### [Tasks to carry out]
[A] In the passage on high-net-worth investing, answer the following:
(i) Since 2020, toward what kind of investing has the shift among high-net-worth investors been?
(ii) What does Srinivas Mendu call the policy document created jointly with the client?
(iii) What percentage range goes to the liquidity buffer?
[B] Continue the passage on high-net-worth investing, starting after its final sentence.

### [Reading passage]
---
A Changing HNI Mindset
High-net-worth investors themselves are evolving. "They are well-read, well-travelled and well-informed," Srinivas Mendu said. But greater information has not necessarily made them more aggressive. If anything, the shift since 2020 has been toward more risk-managed investing rather than pure return chasing.
At the same time, asset preferences are shifting. Capital is gradually moving away from traditional physical assets toward financial markets. Interest in private placements and alternative investments is also rising, particularly among HNIs and UHNIs seeking differentiated return opportunities. Still, he emphasises balance. The goal is not to chase every opportunity, but to place each allocation within a disciplined framework.
Goal-Based Investing and Portfolio Discipline
That framework begins with goals. Most investors, regardless of wealth level, organise their finances around a handful of major milestones: protection, children's education, marriage, retirement and legacy. FundsIndia structures portfolios around those objectives through what Srinivas Mendu calls an "investment charter" - a policy document created jointly with the client. "It's like a bible for the investor," he said.
The charter establishes the philosophy and discipline of the portfolio so that both advisor and client remain aligned when markets become volatile. Portfolio construction then follows a relatively simple structure:
- 60-70% core portfolio for long-term growth
- 20-25% tactical allocation
- 10-15% liquidity buffer
The framework is deliberately straightforward. When investors understand the role of each component, they are less likely to react emotionally when markets fluctuate.
After all, volatility itself is not the primary threat. Behaviour is. "Asset allocation is the most basic and most important principle," he said. Compared with earlier crises, he believes Indian investors have matured. Many now recognise that volatility is part of market cycles rather than an abnormal event.
In some cases, uncertainty becomes an opportunity. The advisor's role, he argues, is to maintain discipline when emotions threaten to override strategy.
---
### [Exercise data]
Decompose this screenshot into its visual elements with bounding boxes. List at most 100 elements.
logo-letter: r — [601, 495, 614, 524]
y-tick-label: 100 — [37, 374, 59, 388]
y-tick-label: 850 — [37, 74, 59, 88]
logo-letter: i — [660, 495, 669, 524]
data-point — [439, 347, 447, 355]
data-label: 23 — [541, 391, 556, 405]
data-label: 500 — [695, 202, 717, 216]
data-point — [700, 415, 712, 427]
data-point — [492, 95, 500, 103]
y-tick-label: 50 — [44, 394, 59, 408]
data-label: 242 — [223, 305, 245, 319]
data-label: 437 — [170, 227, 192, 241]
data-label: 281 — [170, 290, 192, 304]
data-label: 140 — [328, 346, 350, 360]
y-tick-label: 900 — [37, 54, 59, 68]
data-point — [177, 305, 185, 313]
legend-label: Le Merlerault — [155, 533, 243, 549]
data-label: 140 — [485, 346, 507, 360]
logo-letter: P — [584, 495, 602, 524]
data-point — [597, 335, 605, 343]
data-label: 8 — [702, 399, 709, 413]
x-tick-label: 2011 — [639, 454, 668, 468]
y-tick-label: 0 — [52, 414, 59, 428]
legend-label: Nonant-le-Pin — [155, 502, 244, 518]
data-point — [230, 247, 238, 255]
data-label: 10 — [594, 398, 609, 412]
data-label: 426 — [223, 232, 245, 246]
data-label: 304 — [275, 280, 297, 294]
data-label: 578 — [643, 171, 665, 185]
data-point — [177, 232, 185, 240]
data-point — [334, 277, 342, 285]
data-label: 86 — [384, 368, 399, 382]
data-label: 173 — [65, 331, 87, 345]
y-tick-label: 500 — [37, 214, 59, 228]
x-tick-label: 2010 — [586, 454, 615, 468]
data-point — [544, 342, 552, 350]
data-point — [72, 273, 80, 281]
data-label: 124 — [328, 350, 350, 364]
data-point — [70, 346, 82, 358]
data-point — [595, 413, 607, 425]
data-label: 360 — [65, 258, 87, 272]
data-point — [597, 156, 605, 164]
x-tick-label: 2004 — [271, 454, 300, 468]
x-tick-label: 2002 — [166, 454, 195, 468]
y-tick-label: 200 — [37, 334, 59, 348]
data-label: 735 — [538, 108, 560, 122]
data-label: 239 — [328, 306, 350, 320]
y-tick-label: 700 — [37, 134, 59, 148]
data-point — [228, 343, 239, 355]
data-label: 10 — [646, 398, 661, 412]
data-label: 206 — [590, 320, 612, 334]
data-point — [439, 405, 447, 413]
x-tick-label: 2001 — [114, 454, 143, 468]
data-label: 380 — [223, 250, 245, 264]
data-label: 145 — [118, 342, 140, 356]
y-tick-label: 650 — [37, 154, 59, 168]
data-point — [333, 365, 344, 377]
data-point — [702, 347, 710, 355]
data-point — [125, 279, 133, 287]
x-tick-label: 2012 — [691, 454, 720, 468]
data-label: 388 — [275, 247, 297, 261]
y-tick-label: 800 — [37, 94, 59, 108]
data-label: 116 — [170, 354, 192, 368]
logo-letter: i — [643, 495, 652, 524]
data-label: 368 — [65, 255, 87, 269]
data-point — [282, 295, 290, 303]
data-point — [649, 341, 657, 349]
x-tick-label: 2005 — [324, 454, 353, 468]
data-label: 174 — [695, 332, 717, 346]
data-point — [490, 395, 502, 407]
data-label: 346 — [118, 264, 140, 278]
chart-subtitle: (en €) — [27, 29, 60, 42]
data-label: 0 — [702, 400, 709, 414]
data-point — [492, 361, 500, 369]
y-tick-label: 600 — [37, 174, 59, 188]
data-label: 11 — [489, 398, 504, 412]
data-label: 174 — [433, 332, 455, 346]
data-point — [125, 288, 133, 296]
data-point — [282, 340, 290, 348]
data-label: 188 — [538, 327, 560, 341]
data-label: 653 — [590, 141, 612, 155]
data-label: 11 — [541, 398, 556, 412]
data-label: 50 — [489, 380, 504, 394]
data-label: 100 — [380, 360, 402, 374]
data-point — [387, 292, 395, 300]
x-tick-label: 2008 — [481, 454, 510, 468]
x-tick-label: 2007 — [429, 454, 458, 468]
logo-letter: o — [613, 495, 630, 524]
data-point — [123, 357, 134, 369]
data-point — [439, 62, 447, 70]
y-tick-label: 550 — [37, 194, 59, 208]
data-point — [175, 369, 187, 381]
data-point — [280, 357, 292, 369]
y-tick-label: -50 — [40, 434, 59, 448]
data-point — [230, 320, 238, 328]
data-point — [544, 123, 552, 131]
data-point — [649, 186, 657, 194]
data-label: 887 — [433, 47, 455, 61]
---
### [Responses to the tasks]
[A]
(i) More risk-managed investing rather than pure return chasing.
(ii) An "investment charter."
(iii) 10-15%.

[B]
The "Golden Rule" of Client Advice
At the centre of FundsIndia's philosophy is what Srinivas Mendu calls the firm's "golden rule". "What we recommend to our parents is exactly what we recommend to our clients," he said. The rule serves as a practical filter for evaluating investment decisions. "When my parents ask where to invest, I don't think about which product pays the highest commission," he said. "I think about where the alpha is."
In a business built on trust, that alignment becomes the foundation of long-term relationships. Over the long-term horizon, he remains optimistic about India's wealth trajectory. The country could move from a $4 trillion economy today to roughly $8 trillion by the early 2030s and potentially $25-30 trillion by 2047.
That expansion will generate enormous wealth. But it will also create pressure on the advisory ecosystem. As the HNI population grows, the industry will need far more experienced advisors capable of guiding clients through complex financial decisions. Wealth management, in that sense, is not simply about products. It is about judgment developed over time.
The Discipline of "Boring" Investing
Near the end of the conversation, host Mridu Bhandari asked Srinivas Mendu to share his perspective as an investor rather than a CEO. His answer is deliberately simple. "The discipline of doing boring things creates wealth," he said.
For him, that means systematic investing, simple asset allocation and resisting the urge to monitor markets constantly. When opportunities appear, invest decisively. The rest of the time, remain consistent. "Stay boring and consistent," he said.
In a market full of noise and constant action, that advice may sound understated. But in long wealth cycles, discipline - not excitement - is what allows compounding to do its work.